• **Stored entries**
________________________________________
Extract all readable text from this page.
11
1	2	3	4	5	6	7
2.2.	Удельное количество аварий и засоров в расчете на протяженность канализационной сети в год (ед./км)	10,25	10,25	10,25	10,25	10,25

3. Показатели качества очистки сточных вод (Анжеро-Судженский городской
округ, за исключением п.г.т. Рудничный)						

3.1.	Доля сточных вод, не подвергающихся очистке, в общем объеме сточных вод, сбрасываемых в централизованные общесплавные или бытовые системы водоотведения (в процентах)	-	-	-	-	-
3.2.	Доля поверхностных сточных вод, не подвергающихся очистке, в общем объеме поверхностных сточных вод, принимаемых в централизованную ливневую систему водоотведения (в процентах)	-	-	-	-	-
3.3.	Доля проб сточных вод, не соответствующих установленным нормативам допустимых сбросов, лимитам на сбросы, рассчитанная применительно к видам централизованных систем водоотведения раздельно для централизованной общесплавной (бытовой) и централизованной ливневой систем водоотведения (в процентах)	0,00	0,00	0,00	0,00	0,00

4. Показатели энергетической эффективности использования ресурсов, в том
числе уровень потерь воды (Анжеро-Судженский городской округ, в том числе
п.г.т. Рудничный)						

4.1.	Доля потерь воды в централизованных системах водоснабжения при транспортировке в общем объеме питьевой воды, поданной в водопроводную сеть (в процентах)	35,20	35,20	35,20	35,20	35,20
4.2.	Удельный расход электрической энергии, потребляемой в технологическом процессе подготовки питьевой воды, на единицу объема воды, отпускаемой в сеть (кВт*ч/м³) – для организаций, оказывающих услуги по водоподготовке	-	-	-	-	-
________________________________________
For each line of the entries that includes "питьевой", show that line.

• **ANSWER IN FULL**
4.1.	Доля потерь воды в централизованных системах водоснабжения при транспортировке в общем объеме питьевой воды, поданной в водопроводную сеть (в процентах)	35,20	35,20	35,20	35,20	35,20
4.2.	Удельный расход электрической энергии, потребляемой в технологическом процессе подготовки питьевой воды, на единицу объема воды, отпускаемой в сеть (кВт*ч/м³) – для организаций, оказывающих услуги по водоподготовке	-	-	-	-	-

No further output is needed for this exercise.